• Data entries
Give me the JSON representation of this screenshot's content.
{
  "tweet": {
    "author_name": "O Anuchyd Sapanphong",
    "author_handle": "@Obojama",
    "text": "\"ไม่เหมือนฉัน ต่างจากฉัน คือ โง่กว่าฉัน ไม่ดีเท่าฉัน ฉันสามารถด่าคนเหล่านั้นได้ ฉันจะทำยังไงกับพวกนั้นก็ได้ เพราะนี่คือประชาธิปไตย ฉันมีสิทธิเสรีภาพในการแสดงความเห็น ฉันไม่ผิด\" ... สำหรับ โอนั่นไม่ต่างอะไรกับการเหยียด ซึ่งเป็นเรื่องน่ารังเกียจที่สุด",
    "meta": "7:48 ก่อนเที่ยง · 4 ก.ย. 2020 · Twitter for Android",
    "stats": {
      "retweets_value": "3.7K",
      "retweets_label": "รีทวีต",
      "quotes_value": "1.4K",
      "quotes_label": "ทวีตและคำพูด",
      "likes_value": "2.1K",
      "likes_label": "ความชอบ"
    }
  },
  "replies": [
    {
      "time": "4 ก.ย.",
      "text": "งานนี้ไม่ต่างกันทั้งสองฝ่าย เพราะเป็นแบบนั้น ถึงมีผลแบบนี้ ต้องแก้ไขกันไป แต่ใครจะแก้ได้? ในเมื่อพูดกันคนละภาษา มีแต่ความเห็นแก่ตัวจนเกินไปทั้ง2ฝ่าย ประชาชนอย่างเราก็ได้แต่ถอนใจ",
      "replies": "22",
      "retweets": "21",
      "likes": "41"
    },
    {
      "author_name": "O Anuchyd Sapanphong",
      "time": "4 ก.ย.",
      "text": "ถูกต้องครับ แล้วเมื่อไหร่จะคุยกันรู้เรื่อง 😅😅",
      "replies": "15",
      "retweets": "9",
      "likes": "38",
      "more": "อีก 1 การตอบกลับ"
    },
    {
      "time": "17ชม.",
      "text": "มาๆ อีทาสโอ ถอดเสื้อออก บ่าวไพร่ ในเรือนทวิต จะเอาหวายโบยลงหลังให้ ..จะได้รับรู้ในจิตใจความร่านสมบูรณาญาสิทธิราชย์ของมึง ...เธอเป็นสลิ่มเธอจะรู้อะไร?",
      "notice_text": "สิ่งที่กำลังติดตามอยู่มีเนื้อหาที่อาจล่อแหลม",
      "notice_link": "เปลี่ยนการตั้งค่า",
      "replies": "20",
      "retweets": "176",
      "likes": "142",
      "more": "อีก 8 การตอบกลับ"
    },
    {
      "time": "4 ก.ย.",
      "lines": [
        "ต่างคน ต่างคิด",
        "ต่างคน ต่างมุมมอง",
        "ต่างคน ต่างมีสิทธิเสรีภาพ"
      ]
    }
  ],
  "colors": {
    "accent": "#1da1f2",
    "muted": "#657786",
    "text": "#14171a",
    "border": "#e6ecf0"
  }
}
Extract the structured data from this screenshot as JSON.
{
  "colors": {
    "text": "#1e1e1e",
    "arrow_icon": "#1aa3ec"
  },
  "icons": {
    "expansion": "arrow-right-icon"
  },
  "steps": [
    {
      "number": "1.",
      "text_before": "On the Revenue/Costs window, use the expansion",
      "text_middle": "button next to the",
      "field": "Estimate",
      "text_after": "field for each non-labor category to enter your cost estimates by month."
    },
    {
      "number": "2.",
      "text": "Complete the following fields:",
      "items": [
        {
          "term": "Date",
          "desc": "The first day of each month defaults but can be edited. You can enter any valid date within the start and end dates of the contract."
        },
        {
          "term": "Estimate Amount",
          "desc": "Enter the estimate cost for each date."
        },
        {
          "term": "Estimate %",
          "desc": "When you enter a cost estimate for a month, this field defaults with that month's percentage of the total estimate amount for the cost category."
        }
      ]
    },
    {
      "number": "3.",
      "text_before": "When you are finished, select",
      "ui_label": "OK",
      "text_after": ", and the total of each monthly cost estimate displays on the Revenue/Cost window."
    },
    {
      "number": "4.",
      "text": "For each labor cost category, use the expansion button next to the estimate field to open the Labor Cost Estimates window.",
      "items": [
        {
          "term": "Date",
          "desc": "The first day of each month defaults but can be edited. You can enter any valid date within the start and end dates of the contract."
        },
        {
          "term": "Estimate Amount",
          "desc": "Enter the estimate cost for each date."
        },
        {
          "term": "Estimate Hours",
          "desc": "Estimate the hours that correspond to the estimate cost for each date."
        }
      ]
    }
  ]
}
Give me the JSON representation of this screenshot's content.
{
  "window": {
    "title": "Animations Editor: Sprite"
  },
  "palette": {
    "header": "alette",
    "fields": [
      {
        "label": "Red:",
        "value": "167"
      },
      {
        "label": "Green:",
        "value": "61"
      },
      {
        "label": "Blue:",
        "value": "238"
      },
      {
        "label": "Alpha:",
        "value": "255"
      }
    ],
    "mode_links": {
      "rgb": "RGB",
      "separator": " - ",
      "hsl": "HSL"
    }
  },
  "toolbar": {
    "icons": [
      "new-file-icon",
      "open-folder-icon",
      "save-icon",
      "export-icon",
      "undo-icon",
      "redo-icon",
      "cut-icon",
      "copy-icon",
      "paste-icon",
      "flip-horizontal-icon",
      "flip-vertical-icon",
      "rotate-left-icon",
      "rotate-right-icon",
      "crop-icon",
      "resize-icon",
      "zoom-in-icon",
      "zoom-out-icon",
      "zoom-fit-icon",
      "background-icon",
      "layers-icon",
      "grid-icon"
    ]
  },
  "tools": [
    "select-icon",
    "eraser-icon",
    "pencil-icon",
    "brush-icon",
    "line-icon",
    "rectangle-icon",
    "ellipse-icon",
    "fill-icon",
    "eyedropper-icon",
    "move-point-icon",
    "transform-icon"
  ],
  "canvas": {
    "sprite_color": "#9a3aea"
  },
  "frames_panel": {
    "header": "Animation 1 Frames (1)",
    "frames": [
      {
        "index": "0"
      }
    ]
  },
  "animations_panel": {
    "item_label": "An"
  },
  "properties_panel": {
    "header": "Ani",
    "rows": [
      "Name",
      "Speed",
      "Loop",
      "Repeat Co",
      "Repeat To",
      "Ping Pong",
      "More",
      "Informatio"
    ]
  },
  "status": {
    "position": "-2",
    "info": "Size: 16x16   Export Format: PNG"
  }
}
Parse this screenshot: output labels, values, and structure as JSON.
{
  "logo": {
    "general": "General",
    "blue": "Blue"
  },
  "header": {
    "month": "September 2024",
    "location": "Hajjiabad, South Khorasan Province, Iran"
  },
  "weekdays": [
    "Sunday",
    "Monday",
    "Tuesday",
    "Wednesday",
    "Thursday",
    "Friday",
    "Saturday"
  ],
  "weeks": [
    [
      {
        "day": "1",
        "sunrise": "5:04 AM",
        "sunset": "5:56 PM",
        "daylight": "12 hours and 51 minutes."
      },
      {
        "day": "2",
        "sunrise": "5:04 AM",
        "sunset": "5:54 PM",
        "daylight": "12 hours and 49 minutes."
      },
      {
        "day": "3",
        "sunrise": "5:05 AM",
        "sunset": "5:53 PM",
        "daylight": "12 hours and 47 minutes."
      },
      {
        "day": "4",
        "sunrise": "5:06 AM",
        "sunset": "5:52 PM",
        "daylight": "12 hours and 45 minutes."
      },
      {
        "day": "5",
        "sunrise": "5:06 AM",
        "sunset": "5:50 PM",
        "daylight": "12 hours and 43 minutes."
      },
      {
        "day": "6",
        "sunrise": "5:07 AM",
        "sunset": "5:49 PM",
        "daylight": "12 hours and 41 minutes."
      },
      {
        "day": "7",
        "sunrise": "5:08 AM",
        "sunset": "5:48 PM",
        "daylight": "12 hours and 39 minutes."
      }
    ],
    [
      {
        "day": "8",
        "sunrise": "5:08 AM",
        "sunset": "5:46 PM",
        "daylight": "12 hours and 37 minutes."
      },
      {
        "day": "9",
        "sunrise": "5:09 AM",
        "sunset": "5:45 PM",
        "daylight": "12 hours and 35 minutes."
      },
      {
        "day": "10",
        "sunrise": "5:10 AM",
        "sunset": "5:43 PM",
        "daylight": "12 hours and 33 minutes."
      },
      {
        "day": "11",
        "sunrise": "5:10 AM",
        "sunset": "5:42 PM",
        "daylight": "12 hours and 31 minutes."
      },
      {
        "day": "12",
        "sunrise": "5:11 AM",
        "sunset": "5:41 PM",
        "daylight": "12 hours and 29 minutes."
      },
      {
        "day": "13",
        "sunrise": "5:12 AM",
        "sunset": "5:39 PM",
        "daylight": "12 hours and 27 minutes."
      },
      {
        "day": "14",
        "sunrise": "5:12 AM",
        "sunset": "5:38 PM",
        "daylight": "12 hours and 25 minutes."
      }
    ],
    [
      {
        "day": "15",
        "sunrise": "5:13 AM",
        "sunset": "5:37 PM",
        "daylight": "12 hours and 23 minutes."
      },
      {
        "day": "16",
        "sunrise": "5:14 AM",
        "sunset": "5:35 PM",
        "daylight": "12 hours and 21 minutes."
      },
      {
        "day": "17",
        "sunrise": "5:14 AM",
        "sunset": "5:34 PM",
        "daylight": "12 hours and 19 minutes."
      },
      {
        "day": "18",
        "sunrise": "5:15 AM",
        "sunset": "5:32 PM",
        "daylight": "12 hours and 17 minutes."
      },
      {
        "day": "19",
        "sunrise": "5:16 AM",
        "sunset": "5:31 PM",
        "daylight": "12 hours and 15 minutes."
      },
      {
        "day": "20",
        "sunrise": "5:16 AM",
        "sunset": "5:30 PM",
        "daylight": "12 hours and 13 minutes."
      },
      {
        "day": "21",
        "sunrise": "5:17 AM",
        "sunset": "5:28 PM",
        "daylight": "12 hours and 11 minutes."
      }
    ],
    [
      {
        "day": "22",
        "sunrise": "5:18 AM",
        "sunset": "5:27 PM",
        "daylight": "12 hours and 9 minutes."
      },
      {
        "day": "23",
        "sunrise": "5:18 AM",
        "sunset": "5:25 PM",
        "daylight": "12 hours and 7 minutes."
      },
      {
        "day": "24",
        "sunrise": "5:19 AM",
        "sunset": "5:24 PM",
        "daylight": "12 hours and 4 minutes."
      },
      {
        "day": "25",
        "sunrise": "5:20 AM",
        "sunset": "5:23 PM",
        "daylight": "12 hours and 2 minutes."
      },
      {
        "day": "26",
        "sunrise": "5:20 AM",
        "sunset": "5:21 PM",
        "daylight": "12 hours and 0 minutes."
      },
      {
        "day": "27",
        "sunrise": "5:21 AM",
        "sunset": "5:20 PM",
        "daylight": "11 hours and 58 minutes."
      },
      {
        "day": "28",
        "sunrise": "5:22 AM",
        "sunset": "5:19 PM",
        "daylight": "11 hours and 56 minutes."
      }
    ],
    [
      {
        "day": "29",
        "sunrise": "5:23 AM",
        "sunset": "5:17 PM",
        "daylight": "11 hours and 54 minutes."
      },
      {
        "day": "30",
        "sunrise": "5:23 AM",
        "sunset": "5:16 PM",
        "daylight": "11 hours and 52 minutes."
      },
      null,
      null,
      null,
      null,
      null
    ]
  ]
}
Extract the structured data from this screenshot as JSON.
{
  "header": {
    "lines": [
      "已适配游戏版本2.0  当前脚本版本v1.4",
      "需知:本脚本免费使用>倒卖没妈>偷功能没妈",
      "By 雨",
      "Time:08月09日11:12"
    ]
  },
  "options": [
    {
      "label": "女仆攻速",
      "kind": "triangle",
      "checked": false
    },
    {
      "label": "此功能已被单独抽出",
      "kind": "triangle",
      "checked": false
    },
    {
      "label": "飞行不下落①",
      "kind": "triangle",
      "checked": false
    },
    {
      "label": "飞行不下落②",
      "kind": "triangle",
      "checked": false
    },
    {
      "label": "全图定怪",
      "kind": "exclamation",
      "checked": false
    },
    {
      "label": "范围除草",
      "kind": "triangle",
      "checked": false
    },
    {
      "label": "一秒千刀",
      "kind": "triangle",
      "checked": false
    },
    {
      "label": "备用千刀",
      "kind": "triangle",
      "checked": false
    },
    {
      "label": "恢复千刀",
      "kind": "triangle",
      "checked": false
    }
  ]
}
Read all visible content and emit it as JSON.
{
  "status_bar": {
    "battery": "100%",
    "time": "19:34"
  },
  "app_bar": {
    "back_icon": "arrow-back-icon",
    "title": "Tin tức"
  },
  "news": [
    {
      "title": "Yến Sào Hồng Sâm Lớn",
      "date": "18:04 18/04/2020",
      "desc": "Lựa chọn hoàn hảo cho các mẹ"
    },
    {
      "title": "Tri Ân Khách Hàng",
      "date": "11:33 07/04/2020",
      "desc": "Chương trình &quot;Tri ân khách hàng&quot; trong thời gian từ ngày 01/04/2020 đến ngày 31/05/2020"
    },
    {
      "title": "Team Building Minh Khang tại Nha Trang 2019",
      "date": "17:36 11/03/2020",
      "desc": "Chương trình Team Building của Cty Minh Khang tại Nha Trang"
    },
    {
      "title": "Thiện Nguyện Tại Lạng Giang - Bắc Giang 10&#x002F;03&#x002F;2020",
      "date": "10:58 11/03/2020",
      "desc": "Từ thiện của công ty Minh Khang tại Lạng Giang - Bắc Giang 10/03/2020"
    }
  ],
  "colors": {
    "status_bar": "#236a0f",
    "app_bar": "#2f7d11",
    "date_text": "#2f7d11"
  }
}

• WRITTEN REQUEST
Check every line of the records above for the string "that" and say how many contain it, giving the number alone.

• RESPONSE TO THE EXERCISE
2